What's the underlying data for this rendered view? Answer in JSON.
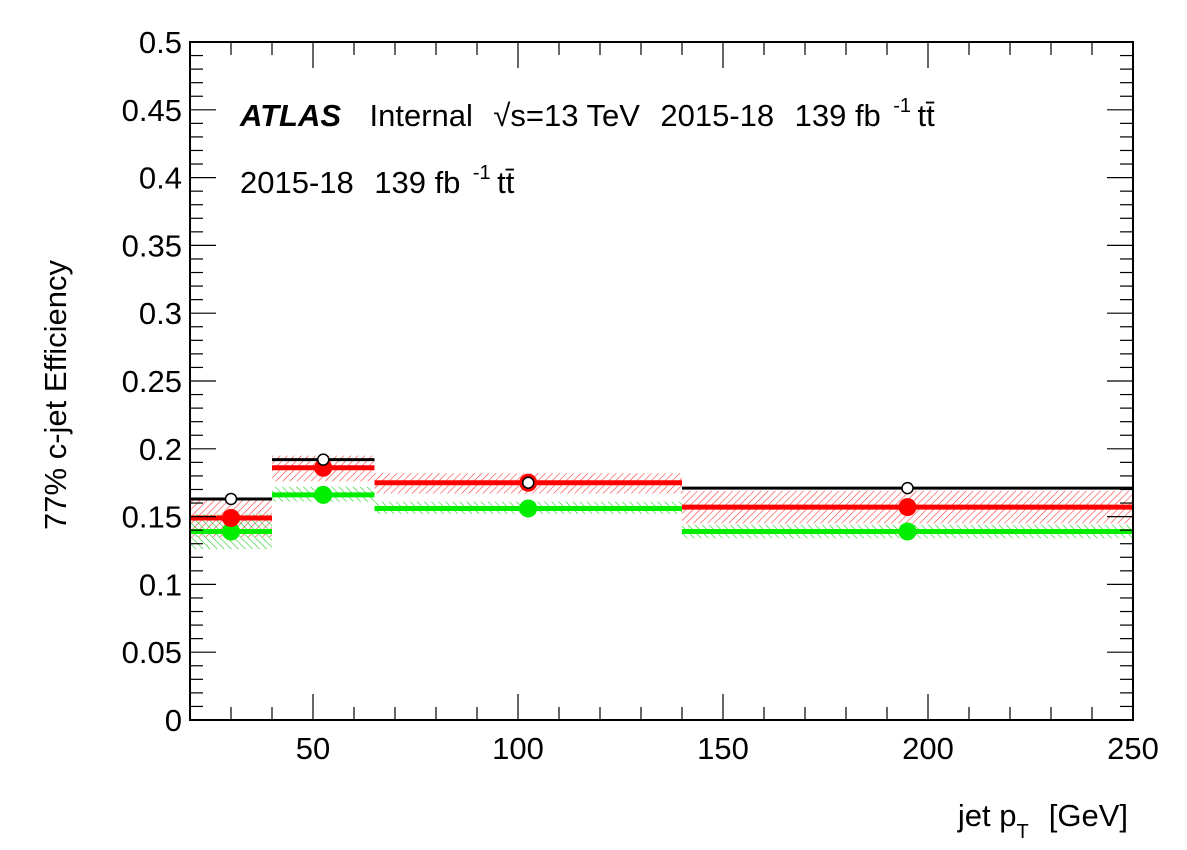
{
  "chart_data": {
    "type": "scatter",
    "title": "",
    "xlabel": {
      "main": "jet p",
      "sub": "T",
      "unit": "[GeV]"
    },
    "ylabel": "77% c-jet Efficiency",
    "xlim": [
      20,
      250
    ],
    "ylim": [
      0,
      0.5
    ],
    "grid": false,
    "x_ticks": [
      50,
      100,
      150,
      200,
      250
    ],
    "x_tick_labels": [
      "50",
      "100",
      "150",
      "200",
      "250"
    ],
    "y_ticks": [
      0,
      0.05,
      0.1,
      0.15,
      0.2,
      0.25,
      0.3,
      0.35,
      0.4,
      0.45,
      0.5
    ],
    "y_tick_labels": [
      "0",
      "0.05",
      "0.1",
      "0.15",
      "0.2",
      "0.25",
      "0.3",
      "0.35",
      "0.4",
      "0.45",
      "0.5"
    ],
    "annotations": {
      "atlas": "ATLAS",
      "status": "Internal",
      "energy_sqrt": "√s",
      "energy": "=13 TeV",
      "period": "2015-18",
      "lumi": "139 fb",
      "lumi_exp": "-1",
      "process": "tt̄"
    },
    "bin_edges": [
      20,
      40,
      65,
      140,
      250
    ],
    "bin_centers": [
      30,
      52.5,
      102.5,
      195
    ],
    "series": [
      {
        "style": "black-line-open-marker",
        "color": "#000000",
        "values": [
          0.163,
          0.192,
          0.175,
          0.171
        ],
        "band": null
      },
      {
        "style": "red-line-band",
        "color": "#ff0000",
        "values": [
          0.149,
          0.186,
          0.175,
          0.157
        ],
        "band": [
          [
            0.135,
            0.163
          ],
          [
            0.176,
            0.195
          ],
          [
            0.167,
            0.182
          ],
          [
            0.145,
            0.169
          ]
        ]
      },
      {
        "style": "green-line-band",
        "color": "#00ee00",
        "values": [
          0.139,
          0.166,
          0.156,
          0.139
        ],
        "band": [
          [
            0.126,
            0.152
          ],
          [
            0.161,
            0.172
          ],
          [
            0.152,
            0.161
          ],
          [
            0.134,
            0.144
          ]
        ]
      }
    ]
  }
}
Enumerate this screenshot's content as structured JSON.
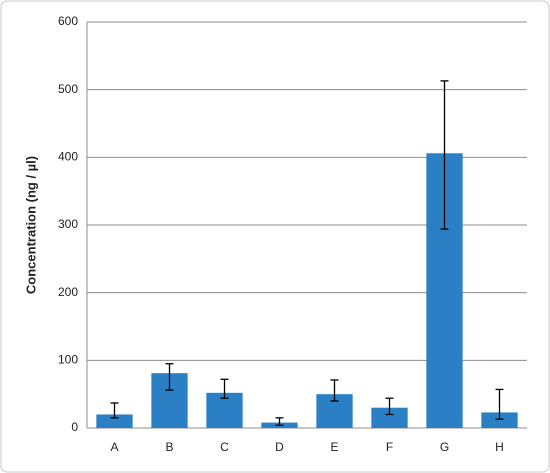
{
  "chart_data": {
    "type": "bar",
    "y_label": "Concentration (ng / µl)",
    "categories": [
      "A",
      "B",
      "C",
      "D",
      "E",
      "F",
      "G",
      "H"
    ],
    "values": [
      20,
      81,
      52,
      8,
      50,
      30,
      406,
      23
    ],
    "error_low": [
      5,
      25,
      8,
      4,
      10,
      10,
      112,
      10
    ],
    "error_high": [
      17,
      14,
      20,
      7,
      21,
      14,
      107,
      34
    ],
    "color": "#2b80c5",
    "ylim": [
      0,
      600
    ],
    "yticks": [
      0,
      100,
      200,
      300,
      400,
      500,
      600
    ],
    "grid": true
  }
}
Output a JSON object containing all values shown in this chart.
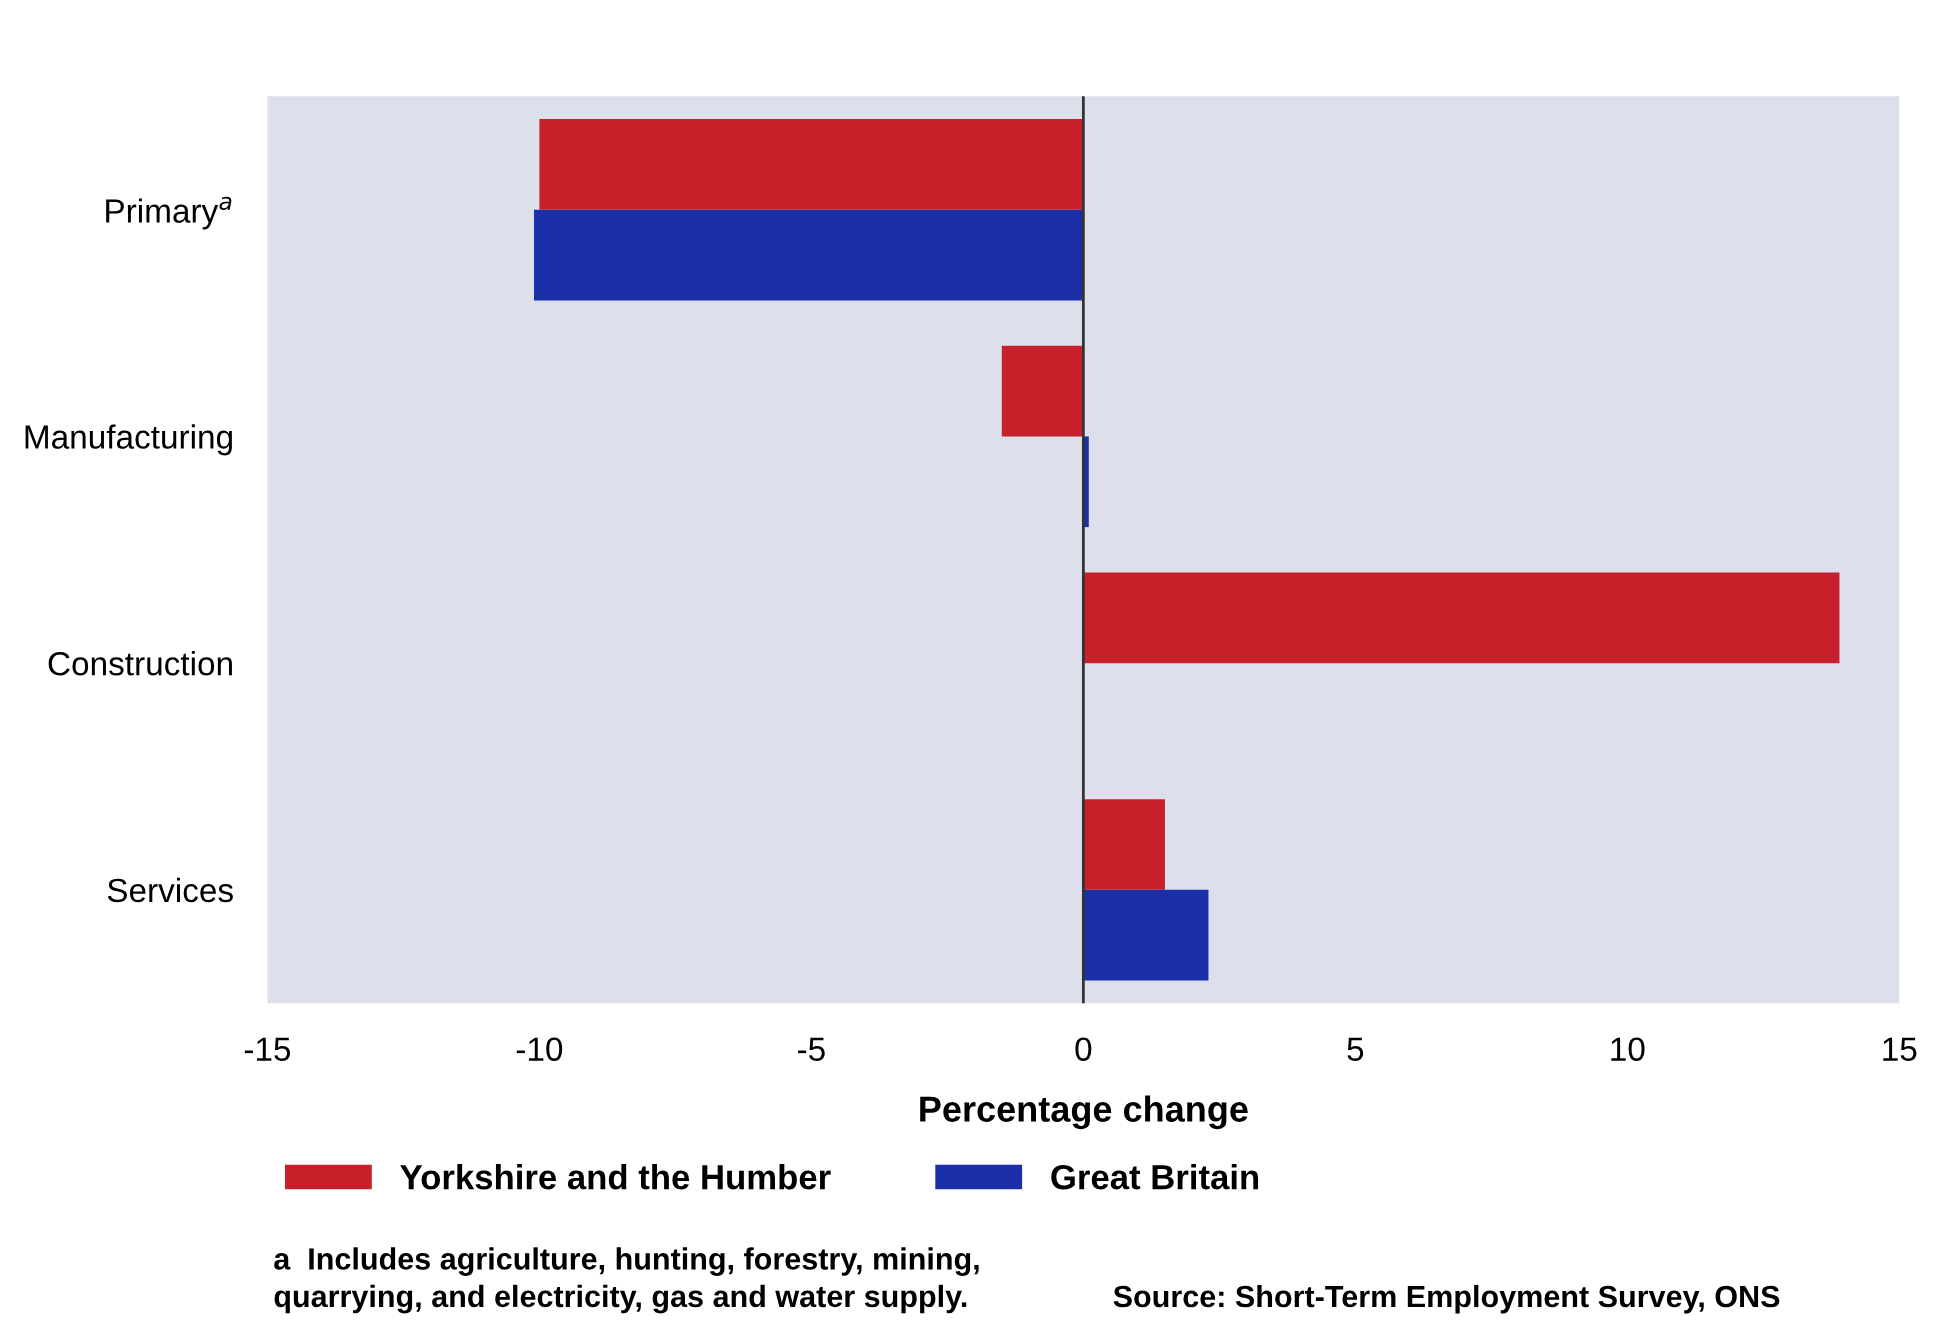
═══
**Instruction**
From the material given, work out how many lines hold the string "style"; state that number and nothing further.

**Reply**
3